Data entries

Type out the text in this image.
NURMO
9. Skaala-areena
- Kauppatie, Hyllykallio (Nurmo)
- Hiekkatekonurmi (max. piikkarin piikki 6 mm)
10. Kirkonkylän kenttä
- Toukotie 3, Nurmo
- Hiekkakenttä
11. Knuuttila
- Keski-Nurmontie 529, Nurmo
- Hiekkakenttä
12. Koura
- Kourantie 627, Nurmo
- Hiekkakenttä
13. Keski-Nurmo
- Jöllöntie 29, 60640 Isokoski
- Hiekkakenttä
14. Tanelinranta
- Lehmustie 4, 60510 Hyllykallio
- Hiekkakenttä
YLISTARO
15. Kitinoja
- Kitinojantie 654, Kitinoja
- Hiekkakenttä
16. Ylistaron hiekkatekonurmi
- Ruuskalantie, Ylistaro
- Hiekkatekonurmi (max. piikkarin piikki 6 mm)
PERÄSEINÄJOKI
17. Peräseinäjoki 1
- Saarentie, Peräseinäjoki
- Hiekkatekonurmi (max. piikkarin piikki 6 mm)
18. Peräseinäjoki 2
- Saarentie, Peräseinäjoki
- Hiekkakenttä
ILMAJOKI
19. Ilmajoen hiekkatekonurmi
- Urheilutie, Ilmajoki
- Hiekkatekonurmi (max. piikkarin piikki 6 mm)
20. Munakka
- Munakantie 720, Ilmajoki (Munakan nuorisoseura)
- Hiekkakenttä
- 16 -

Your goal
Print out the whole listing exactly as it appears.

Answer below
Type out the text in this image.
NURMO
9. Skaala-areena
- Kauppatie, Hyllykallio (Nurmo)
- Hiekkatekonurmi (max. piikkarin piikki 6 mm)
10. Kirkonkylän kenttä
- Toukotie 3, Nurmo
- Hiekkakenttä
11. Knuuttila
- Keski-Nurmontie 529, Nurmo
- Hiekkakenttä
12. Koura
- Kourantie 627, Nurmo
- Hiekkakenttä
13. Keski-Nurmo
- Jöllöntie 29, 60640 Isokoski
- Hiekkakenttä
14. Tanelinranta
- Lehmustie 4, 60510 Hyllykallio
- Hiekkakenttä
YLISTARO
15. Kitinoja
- Kitinojantie 654, Kitinoja
- Hiekkakenttä
16. Ylistaron hiekkatekonurmi
- Ruuskalantie, Ylistaro
- Hiekkatekonurmi (max. piikkarin piikki 6 mm)
PERÄSEINÄJOKI
17. Peräseinäjoki 1
- Saarentie, Peräseinäjoki
- Hiekkatekonurmi (max. piikkarin piikki 6 mm)
18. Peräseinäjoki 2
- Saarentie, Peräseinäjoki
- Hiekkakenttä
ILMAJOKI
19. Ilmajoen hiekkatekonurmi
- Urheilutie, Ilmajoki
- Hiekkatekonurmi (max. piikkarin piikki 6 mm)
20. Munakka
- Munakantie 720, Ilmajoki (Munakan nuorisoseura)
- Hiekkakenttä
- 16 -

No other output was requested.